• **Written instruction**:
Write the data out again in full, with no departure from the original.

Data entries
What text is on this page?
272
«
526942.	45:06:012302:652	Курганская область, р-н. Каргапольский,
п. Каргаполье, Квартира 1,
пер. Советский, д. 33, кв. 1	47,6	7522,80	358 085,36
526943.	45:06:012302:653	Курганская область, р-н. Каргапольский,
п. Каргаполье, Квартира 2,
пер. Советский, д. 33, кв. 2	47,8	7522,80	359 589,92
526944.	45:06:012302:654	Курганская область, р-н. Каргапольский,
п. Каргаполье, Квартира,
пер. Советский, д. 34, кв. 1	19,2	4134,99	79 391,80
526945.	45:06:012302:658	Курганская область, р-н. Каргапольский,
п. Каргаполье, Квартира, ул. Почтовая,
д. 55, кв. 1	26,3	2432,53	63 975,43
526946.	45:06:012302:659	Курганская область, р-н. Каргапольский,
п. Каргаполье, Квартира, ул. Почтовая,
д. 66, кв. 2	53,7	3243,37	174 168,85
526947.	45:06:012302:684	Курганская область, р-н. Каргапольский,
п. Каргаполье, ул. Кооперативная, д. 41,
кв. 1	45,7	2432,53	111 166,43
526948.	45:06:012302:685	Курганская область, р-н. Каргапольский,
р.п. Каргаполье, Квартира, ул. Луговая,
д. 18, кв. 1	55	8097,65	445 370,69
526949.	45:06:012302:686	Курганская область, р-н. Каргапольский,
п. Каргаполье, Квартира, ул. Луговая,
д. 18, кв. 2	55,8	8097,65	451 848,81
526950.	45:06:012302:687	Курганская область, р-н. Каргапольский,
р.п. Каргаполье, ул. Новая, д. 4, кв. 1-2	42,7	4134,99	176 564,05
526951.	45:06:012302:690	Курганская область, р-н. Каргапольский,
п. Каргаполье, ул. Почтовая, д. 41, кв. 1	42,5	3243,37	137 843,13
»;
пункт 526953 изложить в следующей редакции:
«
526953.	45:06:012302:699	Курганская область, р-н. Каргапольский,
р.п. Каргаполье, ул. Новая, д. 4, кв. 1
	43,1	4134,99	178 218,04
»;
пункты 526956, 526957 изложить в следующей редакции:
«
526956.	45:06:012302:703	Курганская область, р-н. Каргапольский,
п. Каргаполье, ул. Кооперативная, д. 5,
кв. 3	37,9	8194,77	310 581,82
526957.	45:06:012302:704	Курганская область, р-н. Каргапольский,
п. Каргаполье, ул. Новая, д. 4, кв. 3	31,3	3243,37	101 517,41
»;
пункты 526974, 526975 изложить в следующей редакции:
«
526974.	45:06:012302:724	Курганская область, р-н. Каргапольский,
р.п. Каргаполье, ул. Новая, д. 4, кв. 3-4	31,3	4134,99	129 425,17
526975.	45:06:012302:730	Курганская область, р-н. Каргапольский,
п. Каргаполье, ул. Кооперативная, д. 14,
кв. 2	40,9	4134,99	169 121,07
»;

• **Output of the task**:
What text is on this page?
272
«
526942.	45:06:012302:652	Курганская область, р-н. Каргапольский,
п. Каргаполье, Квартира 1,
пер. Советский, д. 33, кв. 1	47,6	7522,80	358 085,36
526943.	45:06:012302:653	Курганская область, р-н. Каргапольский,
п. Каргаполье, Квартира 2,
пер. Советский, д. 33, кв. 2	47,8	7522,80	359 589,92
526944.	45:06:012302:654	Курганская область, р-н. Каргапольский,
п. Каргаполье, Квартира,
пер. Советский, д. 34, кв. 1	19,2	4134,99	79 391,80
526945.	45:06:012302:658	Курганская область, р-н. Каргапольский,
п. Каргаполье, Квартира, ул. Почтовая,
д. 55, кв. 1	26,3	2432,53	63 975,43
526946.	45:06:012302:659	Курганская область, р-н. Каргапольский,
п. Каргаполье, Квартира, ул. Почтовая,
д. 66, кв. 2	53,7	3243,37	174 168,85
526947.	45:06:012302:684	Курганская область, р-н. Каргапольский,
п. Каргаполье, ул. Кооперативная, д. 41,
кв. 1	45,7	2432,53	111 166,43
526948.	45:06:012302:685	Курганская область, р-н. Каргапольский,
р.п. Каргаполье, Квартира, ул. Луговая,
д. 18, кв. 1	55	8097,65	445 370,69
526949.	45:06:012302:686	Курганская область, р-н. Каргапольский,
п. Каргаполье, Квартира, ул. Луговая,
д. 18, кв. 2	55,8	8097,65	451 848,81
526950.	45:06:012302:687	Курганская область, р-н. Каргапольский,
р.п. Каргаполье, ул. Новая, д. 4, кв. 1-2	42,7	4134,99	176 564,05
526951.	45:06:012302:690	Курганская область, р-н. Каргапольский,
п. Каргаполье, ул. Почтовая, д. 41, кв. 1	42,5	3243,37	137 843,13
»;
пункт 526953 изложить в следующей редакции:
«
526953.	45:06:012302:699	Курганская область, р-н. Каргапольский,
р.п. Каргаполье, ул. Новая, д. 4, кв. 1
	43,1	4134,99	178 218,04
»;
пункты 526956, 526957 изложить в следующей редакции:
«
526956.	45:06:012302:703	Курганская область, р-н. Каргапольский,
п. Каргаполье, ул. Кооперативная, д. 5,
кв. 3	37,9	8194,77	310 581,82
526957.	45:06:012302:704	Курганская область, р-н. Каргапольский,
п. Каргаполье, ул. Новая, д. 4, кв. 3	31,3	3243,37	101 517,41
»;
пункты 526974, 526975 изложить в следующей редакции:
«
526974.	45:06:012302:724	Курганская область, р-н. Каргапольский,
р.п. Каргаполье, ул. Новая, д. 4, кв. 3-4	31,3	4134,99	129 425,17
526975.	45:06:012302:730	Курганская область, р-н. Каргапольский,
п. Каргаполье, ул. Кооперативная, д. 14,
кв. 2	40,9	4134,99	169 121,07
»;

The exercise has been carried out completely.